For the records below, give the count of lines holding the word "budowa" and nothing more.

+++ SOURCE MATERIAL +++

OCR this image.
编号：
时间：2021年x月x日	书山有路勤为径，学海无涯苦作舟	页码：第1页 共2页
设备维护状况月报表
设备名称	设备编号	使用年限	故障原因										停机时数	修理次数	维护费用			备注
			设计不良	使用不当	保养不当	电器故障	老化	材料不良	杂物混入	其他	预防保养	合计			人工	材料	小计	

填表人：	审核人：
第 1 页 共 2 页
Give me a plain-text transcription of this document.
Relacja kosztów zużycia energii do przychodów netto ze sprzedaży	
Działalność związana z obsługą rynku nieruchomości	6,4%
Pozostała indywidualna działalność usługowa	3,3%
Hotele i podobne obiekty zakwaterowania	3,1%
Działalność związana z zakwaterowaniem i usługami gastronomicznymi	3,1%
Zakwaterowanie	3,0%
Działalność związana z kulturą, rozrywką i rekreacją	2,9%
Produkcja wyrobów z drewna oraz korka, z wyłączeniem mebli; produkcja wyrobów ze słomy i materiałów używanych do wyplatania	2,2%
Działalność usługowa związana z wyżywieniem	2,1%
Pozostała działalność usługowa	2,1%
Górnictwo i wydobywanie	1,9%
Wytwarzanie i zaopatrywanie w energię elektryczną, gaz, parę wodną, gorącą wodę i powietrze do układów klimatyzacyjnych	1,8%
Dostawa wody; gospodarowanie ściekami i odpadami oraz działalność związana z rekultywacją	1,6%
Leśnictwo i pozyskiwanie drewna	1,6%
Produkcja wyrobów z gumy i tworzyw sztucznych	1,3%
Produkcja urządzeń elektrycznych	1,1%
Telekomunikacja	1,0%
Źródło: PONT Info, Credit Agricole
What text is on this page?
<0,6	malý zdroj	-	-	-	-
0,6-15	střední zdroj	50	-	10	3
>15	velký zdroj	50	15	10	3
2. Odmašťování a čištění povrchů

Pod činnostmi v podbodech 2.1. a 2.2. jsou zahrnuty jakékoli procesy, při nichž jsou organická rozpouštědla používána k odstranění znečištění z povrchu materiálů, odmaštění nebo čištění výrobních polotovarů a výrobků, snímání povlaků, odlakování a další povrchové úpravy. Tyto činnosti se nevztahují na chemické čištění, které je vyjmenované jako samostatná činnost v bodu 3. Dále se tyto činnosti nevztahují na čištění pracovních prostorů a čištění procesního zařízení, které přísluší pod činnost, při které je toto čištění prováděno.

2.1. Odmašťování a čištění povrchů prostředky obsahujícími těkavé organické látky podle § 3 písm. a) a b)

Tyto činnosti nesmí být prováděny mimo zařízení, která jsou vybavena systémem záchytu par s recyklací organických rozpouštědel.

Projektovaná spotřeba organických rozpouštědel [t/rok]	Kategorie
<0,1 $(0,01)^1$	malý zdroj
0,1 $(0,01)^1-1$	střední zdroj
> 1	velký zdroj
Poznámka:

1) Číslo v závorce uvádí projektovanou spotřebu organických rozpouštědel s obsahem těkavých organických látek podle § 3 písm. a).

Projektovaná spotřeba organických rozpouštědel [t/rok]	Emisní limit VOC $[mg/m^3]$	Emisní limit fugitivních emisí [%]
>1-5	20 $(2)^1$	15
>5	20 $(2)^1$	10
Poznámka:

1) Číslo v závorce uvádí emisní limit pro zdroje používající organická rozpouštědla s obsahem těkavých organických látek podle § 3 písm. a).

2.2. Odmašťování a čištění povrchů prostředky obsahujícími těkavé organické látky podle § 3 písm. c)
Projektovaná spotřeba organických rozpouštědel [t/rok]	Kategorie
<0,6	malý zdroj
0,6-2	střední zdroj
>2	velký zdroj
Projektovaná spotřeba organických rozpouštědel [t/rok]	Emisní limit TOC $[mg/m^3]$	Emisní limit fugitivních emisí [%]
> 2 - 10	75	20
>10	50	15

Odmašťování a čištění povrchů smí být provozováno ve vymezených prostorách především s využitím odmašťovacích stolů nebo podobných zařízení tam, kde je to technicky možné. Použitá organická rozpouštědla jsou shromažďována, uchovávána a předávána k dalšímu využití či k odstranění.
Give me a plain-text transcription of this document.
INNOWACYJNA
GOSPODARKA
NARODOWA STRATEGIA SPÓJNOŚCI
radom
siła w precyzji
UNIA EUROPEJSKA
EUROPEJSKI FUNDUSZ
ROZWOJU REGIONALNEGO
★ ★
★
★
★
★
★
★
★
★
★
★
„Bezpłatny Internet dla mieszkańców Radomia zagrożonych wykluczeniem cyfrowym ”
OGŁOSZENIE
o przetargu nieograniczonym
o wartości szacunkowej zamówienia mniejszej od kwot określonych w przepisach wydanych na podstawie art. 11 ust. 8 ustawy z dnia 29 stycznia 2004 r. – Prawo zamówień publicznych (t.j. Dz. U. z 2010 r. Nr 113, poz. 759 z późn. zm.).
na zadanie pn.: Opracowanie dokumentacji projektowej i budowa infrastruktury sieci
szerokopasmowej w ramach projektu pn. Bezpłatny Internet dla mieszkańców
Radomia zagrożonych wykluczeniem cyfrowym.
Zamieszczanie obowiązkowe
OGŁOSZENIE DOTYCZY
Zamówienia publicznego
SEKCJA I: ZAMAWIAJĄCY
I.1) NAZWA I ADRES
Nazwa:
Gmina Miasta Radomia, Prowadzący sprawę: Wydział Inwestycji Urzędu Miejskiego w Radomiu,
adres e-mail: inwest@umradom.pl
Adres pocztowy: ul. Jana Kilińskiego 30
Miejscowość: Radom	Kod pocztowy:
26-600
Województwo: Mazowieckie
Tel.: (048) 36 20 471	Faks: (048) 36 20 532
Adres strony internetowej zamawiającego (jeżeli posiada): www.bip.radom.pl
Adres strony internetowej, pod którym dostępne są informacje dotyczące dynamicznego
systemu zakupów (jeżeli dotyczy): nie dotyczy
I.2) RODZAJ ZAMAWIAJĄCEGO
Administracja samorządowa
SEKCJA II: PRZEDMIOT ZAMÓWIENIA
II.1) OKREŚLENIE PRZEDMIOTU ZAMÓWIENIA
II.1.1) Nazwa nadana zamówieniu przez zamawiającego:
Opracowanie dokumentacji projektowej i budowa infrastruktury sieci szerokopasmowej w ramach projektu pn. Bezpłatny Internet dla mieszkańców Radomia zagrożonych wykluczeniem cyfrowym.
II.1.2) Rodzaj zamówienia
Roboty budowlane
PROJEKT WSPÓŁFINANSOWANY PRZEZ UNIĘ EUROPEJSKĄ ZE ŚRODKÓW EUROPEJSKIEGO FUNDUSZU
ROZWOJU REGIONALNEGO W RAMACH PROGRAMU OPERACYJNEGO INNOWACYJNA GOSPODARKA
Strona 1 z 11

+++

RESPONSE => 2